>>>>>

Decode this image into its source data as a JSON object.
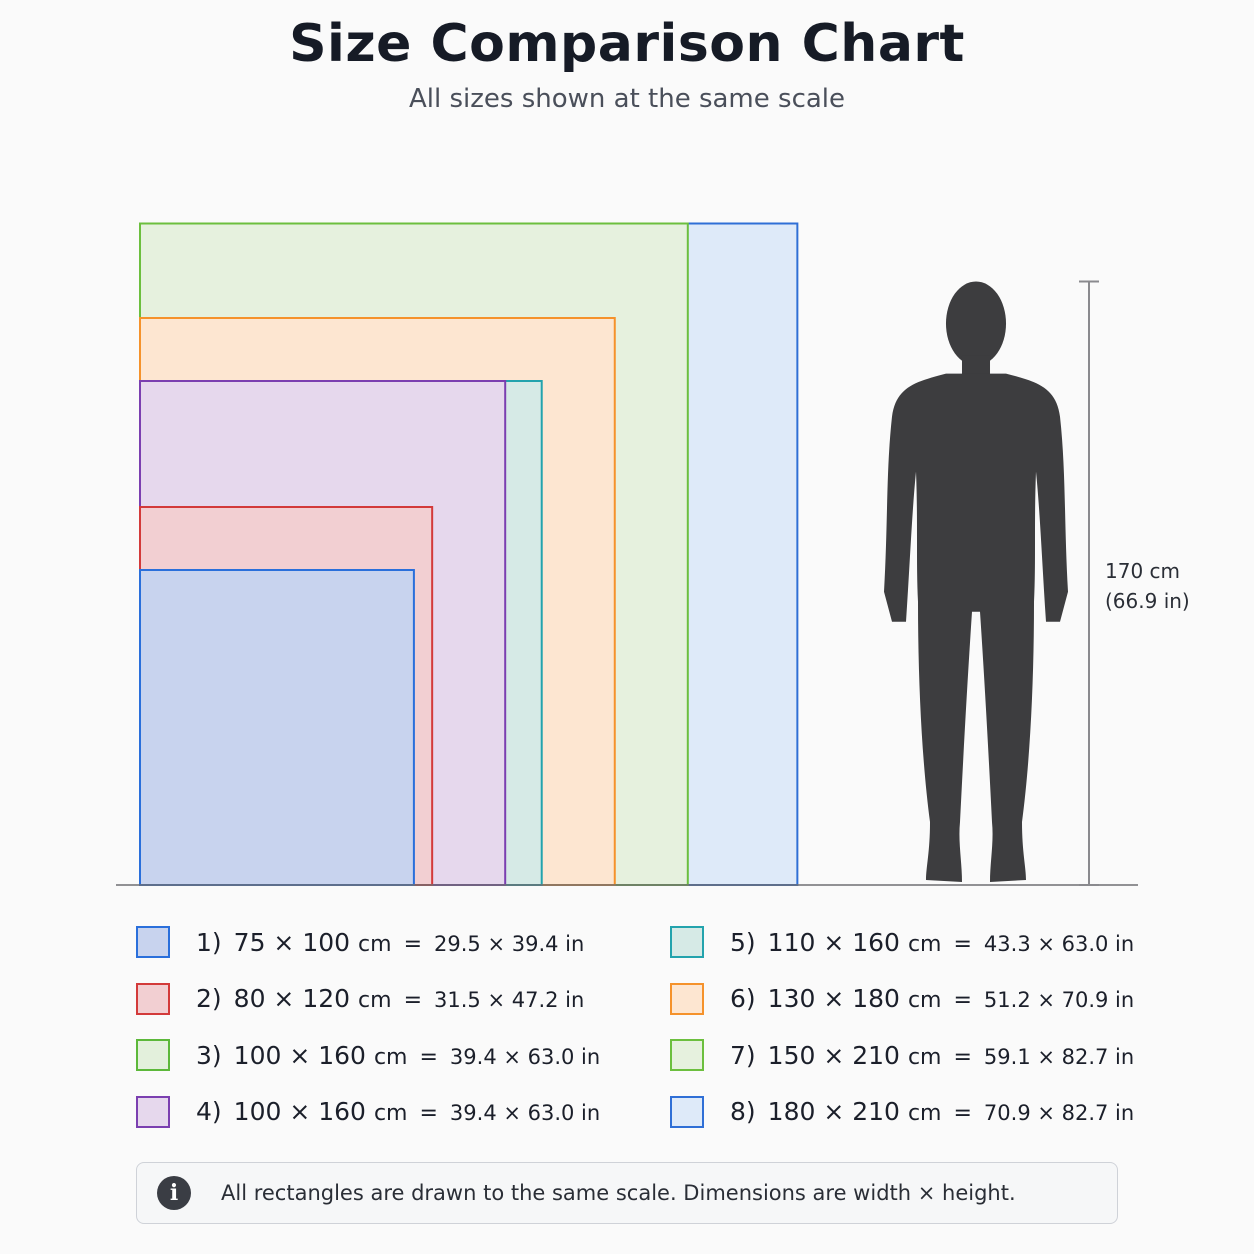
{
  "header": {
    "title": "Size Comparison Chart",
    "subtitle": "All sizes shown at the same scale"
  },
  "chart_data": {
    "type": "size-comparison",
    "title": "Size Comparison Chart",
    "subtitle": "All sizes shown at the same scale",
    "units": "cm",
    "items": [
      {
        "label": "1)",
        "width_cm": 75,
        "height_cm": 100,
        "width_in": 29.5,
        "height_in": 39.4,
        "stroke": "#2a6fdb",
        "fill": "#c8d3ee"
      },
      {
        "label": "2)",
        "width_cm": 80,
        "height_cm": 120,
        "width_in": 31.5,
        "height_in": 47.2,
        "stroke": "#d33a3a",
        "fill": "#f2cfd2"
      },
      {
        "label": "3)",
        "width_cm": 100,
        "height_cm": 160,
        "width_in": 39.4,
        "height_in": 63.0,
        "stroke": "#5cb83a",
        "fill": "#e3f0dc"
      },
      {
        "label": "4)",
        "width_cm": 100,
        "height_cm": 160,
        "width_in": 39.4,
        "height_in": 63.0,
        "stroke": "#7b3fb0",
        "fill": "#e6d8ed"
      },
      {
        "label": "5)",
        "width_cm": 110,
        "height_cm": 160,
        "width_in": 43.3,
        "height_in": 63.0,
        "stroke": "#23a3ad",
        "fill": "#d6eae6"
      },
      {
        "label": "6)",
        "width_cm": 130,
        "height_cm": 180,
        "width_in": 51.2,
        "height_in": 70.9,
        "stroke": "#f5922b",
        "fill": "#fde6d1"
      },
      {
        "label": "7)",
        "width_cm": 150,
        "height_cm": 210,
        "width_in": 59.1,
        "height_in": 82.7,
        "stroke": "#6cbf3e",
        "fill": "#e6f1de"
      },
      {
        "label": "8)",
        "width_cm": 180,
        "height_cm": 210,
        "width_in": 70.9,
        "height_in": 82.7,
        "stroke": "#2f6fd6",
        "fill": "#deeaf9"
      }
    ],
    "human": {
      "height_cm": 170,
      "label_cm": "170 cm",
      "label_in": "(66.9 in)",
      "color": "#3d3d3f"
    },
    "legend": [
      {
        "num": "1)",
        "dims": "75 × 100",
        "unit": "cm",
        "inches": "29.5 × 39.4 in"
      },
      {
        "num": "2)",
        "dims": "80 × 120",
        "unit": "cm",
        "inches": "31.5 × 47.2 in"
      },
      {
        "num": "3)",
        "dims": "100 × 160",
        "unit": "cm",
        "inches": "39.4 × 63.0 in"
      },
      {
        "num": "4)",
        "dims": "100 × 160",
        "unit": "cm",
        "inches": "39.4 × 63.0 in"
      },
      {
        "num": "5)",
        "dims": "110 × 160",
        "unit": "cm",
        "inches": "43.3 × 63.0 in"
      },
      {
        "num": "6)",
        "dims": "130 × 180",
        "unit": "cm",
        "inches": "51.2 × 70.9 in"
      },
      {
        "num": "7)",
        "dims": "150 × 210",
        "unit": "cm",
        "inches": "59.1 × 82.7 in"
      },
      {
        "num": "8)",
        "dims": "180 × 210",
        "unit": "cm",
        "inches": "70.9 × 82.7 in"
      }
    ]
  },
  "note": {
    "icon": "info-icon",
    "icon_glyph": "i",
    "text": "All rectangles are drawn to the same scale. Dimensions are width × height."
  }
}
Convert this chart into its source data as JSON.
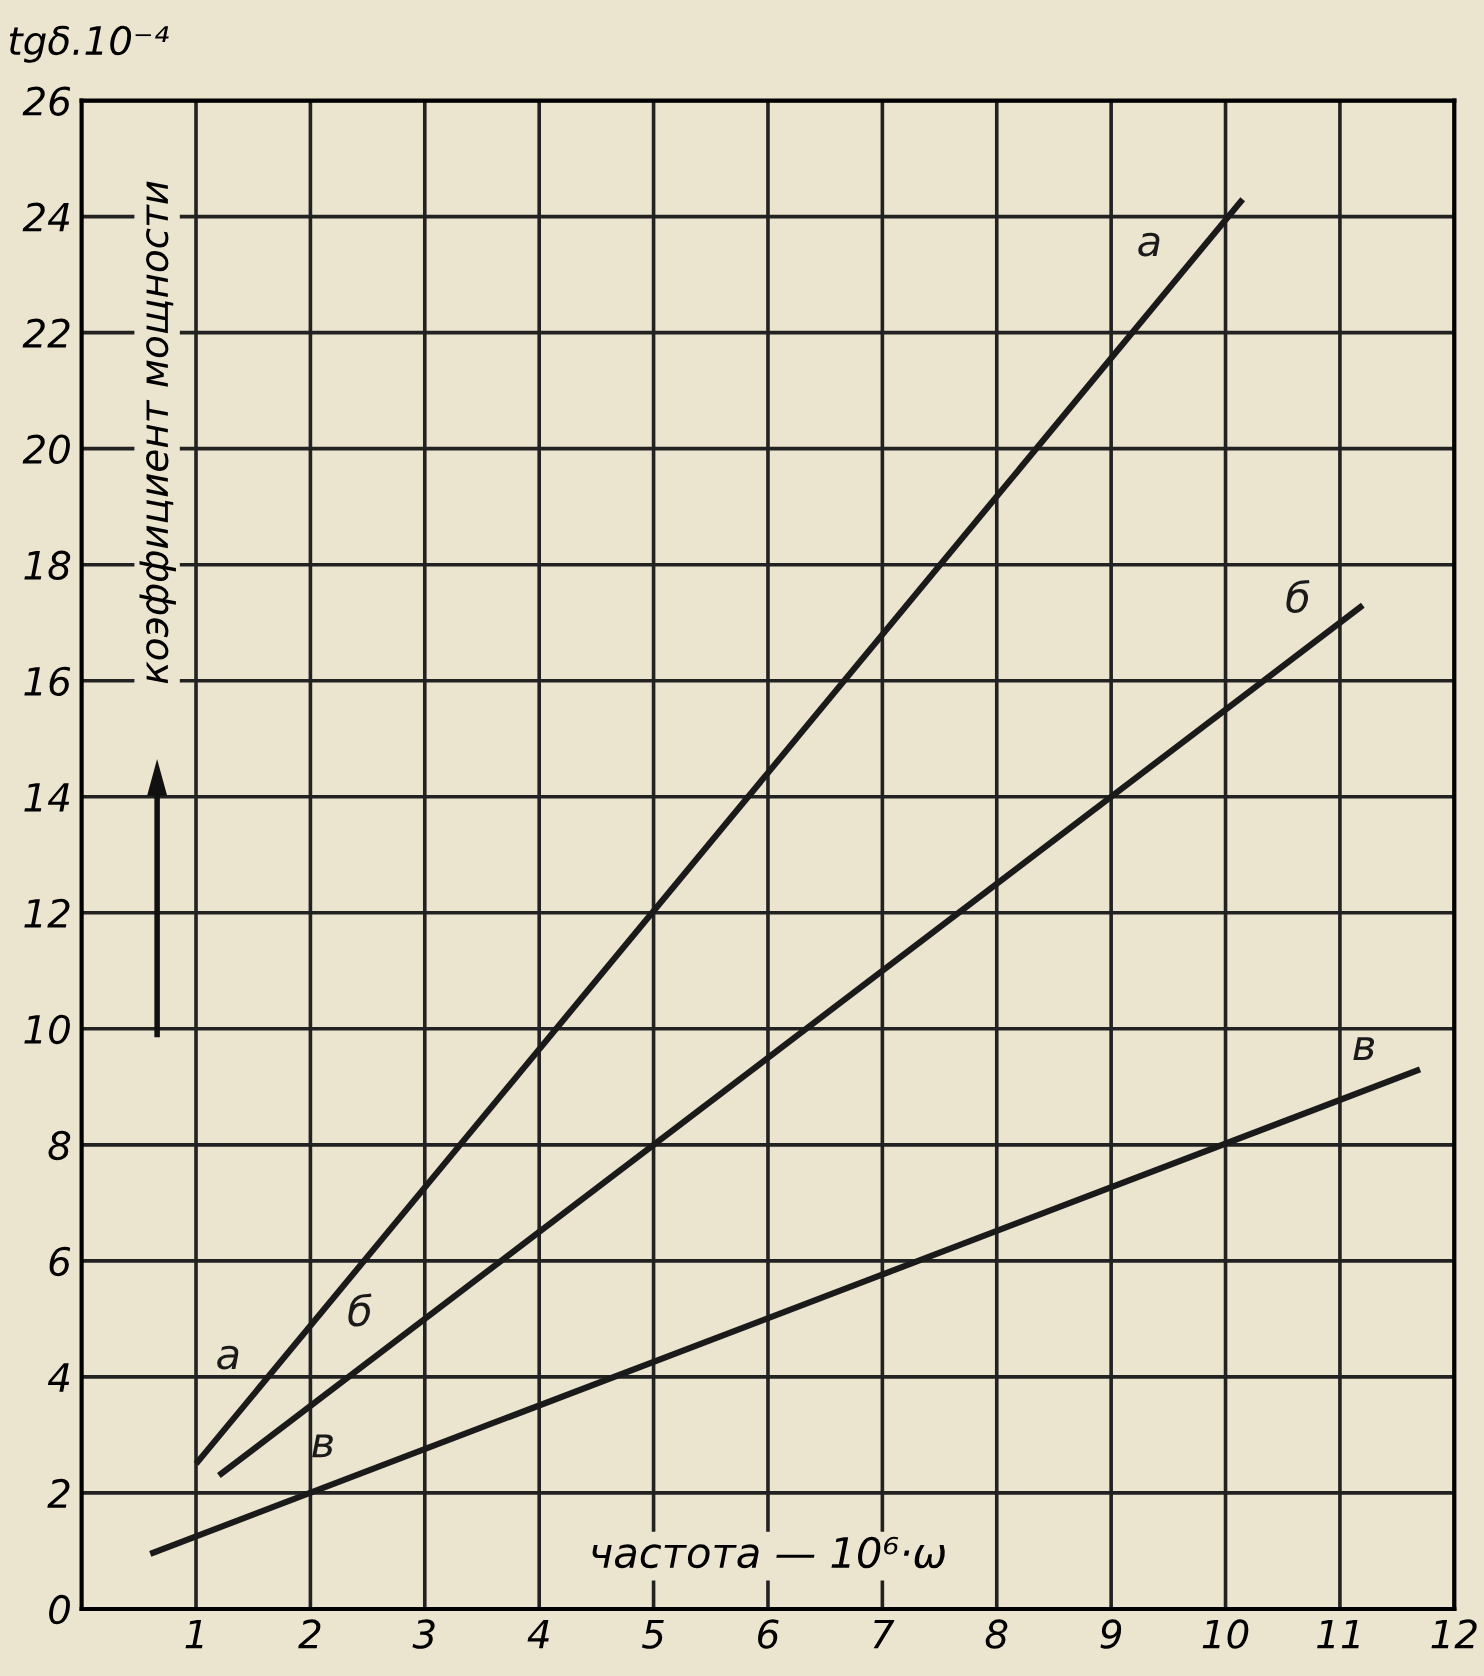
{
  "chart_data": {
    "type": "line",
    "title": "tgδ.10⁻⁴",
    "xlabel": "частота — 10⁶·ω",
    "ylabel": "коэффициент мощности",
    "series": [
      {
        "name": "а",
        "color": "#1a1a1a",
        "x": [
          1.0,
          10.15
        ],
        "values": [
          2.5,
          24.3
        ]
      },
      {
        "name": "б",
        "color": "#1a1a1a",
        "x": [
          1.2,
          11.2
        ],
        "values": [
          2.3,
          17.3
        ]
      },
      {
        "name": "в",
        "color": "#1a1a1a",
        "x": [
          0.6,
          11.7
        ],
        "values": [
          0.95,
          9.3
        ]
      }
    ],
    "xlim": [
      0,
      12
    ],
    "xticks": [
      1,
      2,
      3,
      4,
      5,
      6,
      7,
      8,
      9,
      10,
      11,
      12
    ],
    "ylim": [
      0,
      26
    ],
    "yticks": [
      0,
      2,
      4,
      6,
      8,
      10,
      12,
      14,
      16,
      18,
      20,
      22,
      24,
      26
    ],
    "grid": true,
    "line_style": "solid",
    "marker": "none"
  }
}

<<<<<

Task goal: From the listing, copy each line containing the word "shown".

Full solution:
    "subtitle": "All sizes shown at the same scale"
    "subtitle": "All sizes shown at the same scale",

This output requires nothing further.